### Stated task
Where a line holds "this", copy it.

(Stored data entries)
·····

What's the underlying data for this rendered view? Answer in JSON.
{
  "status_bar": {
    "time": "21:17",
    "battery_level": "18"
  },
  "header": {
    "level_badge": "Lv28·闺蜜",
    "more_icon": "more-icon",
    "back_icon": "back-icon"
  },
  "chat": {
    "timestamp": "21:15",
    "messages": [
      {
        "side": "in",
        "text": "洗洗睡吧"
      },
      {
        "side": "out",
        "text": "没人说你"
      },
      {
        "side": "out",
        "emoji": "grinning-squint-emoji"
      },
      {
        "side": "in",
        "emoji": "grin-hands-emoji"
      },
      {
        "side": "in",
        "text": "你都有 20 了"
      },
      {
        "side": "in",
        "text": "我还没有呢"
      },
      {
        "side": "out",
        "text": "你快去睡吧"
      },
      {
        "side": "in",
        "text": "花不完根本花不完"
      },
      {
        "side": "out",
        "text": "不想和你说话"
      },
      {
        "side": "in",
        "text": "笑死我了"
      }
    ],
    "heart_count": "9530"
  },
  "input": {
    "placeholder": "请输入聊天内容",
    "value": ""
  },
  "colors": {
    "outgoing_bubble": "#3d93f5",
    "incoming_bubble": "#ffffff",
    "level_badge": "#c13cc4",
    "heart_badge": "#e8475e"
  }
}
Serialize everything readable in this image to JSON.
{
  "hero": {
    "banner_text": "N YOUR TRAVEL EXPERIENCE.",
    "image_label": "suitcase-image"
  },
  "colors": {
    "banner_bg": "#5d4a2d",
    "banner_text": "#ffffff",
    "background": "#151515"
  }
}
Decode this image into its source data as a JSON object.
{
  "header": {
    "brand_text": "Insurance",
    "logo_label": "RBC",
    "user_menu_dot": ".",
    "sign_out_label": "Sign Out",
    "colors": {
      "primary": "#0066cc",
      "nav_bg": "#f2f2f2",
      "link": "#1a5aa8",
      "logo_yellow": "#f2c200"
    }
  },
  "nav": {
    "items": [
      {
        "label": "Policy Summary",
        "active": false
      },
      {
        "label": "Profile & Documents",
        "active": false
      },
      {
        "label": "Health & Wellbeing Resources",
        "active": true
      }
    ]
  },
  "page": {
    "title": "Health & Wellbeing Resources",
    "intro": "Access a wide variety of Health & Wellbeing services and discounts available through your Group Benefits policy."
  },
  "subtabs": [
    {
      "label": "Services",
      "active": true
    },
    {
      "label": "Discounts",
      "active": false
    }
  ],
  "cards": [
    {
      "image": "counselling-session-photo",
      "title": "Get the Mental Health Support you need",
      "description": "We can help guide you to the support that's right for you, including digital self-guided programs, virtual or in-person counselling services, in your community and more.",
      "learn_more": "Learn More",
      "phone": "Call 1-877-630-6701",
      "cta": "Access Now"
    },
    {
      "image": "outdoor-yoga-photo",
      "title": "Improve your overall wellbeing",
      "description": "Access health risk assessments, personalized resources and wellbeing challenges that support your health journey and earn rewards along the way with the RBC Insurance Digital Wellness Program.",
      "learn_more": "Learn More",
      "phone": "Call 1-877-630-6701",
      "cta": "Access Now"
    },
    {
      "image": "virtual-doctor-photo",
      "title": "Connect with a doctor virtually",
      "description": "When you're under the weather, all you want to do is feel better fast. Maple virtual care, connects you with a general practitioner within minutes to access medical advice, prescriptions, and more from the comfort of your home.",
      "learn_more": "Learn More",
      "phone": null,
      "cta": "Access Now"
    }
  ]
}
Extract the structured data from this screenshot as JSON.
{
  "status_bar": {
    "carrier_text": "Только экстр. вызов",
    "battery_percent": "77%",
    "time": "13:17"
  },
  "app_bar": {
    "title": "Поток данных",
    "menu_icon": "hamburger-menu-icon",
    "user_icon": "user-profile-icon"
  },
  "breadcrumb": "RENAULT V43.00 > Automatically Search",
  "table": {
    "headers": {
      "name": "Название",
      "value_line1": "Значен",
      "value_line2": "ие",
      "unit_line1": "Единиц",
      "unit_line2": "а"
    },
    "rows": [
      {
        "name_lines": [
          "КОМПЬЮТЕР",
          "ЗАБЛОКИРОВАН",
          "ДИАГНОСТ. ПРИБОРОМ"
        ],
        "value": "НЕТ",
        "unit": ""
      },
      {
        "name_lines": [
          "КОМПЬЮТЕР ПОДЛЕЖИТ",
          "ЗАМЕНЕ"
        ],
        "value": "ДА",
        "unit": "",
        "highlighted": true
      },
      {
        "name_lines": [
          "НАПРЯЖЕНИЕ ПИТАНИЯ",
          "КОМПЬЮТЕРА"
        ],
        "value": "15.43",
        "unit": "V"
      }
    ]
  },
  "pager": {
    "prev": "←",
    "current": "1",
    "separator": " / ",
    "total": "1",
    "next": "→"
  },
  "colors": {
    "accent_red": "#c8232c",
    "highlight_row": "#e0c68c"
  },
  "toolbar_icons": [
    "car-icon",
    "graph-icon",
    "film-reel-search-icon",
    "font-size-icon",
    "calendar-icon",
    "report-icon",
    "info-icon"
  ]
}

·····

### Result
What's the underlying data for this rendered view? Answer in JSON.
Serialize everything readable in this image to JSON.
Decode this image into its source data as a JSON object.
Extract the structured data from this screenshot as JSON.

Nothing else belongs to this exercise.